==== Data listing ====

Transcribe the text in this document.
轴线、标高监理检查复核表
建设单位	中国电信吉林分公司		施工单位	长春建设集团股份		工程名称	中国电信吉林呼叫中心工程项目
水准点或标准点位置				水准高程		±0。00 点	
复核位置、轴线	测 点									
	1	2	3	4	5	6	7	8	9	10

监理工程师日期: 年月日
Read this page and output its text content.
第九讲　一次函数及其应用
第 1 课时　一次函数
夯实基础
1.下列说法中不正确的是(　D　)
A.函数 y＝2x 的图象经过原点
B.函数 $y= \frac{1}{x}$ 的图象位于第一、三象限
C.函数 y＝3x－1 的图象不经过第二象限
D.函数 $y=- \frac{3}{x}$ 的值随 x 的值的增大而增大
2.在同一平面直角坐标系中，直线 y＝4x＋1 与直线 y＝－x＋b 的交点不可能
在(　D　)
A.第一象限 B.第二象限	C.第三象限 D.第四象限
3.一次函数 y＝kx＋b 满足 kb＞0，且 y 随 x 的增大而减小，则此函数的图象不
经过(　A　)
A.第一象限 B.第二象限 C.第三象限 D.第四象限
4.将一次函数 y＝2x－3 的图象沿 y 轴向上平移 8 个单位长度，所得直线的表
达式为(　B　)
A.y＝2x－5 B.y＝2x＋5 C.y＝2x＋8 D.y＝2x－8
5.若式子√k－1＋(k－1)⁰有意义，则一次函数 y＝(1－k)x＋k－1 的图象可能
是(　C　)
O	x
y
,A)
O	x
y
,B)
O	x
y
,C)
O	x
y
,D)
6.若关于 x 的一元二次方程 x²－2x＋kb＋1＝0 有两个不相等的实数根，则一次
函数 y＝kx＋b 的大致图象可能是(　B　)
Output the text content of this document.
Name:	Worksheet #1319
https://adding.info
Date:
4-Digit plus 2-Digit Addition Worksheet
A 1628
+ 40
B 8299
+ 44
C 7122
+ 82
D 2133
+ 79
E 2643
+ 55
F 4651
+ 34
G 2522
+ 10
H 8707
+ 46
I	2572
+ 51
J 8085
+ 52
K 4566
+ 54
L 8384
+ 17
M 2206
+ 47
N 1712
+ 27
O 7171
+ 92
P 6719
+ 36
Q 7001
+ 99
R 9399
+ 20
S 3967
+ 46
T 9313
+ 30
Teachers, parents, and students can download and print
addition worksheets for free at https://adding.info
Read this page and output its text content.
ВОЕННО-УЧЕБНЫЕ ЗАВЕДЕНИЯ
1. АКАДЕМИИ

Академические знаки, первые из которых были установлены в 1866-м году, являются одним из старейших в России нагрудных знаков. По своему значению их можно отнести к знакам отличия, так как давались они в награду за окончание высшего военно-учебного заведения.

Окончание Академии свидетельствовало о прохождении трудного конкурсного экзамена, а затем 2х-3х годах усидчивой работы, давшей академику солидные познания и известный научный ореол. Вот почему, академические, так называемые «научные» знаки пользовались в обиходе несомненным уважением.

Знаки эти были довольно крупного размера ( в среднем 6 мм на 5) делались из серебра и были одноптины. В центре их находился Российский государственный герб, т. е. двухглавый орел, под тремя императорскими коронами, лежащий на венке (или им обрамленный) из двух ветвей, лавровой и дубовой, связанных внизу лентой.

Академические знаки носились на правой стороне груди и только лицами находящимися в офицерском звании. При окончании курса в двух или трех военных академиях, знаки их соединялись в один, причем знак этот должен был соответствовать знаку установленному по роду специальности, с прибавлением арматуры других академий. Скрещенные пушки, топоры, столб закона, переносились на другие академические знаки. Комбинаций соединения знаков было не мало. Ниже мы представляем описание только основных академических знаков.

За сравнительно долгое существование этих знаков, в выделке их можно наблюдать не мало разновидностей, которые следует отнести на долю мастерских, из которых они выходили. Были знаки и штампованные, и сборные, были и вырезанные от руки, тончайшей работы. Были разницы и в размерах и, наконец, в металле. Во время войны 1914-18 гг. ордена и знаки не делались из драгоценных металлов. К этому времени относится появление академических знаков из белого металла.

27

====

| To do |
Which lines of the data include "第一象限"? Copy each of them.

| Correct answer |
A.第一象限 B.第二象限	C.第三象限 D.第四象限
A.第一象限 B.第二象限 C.第三象限 D.第四象限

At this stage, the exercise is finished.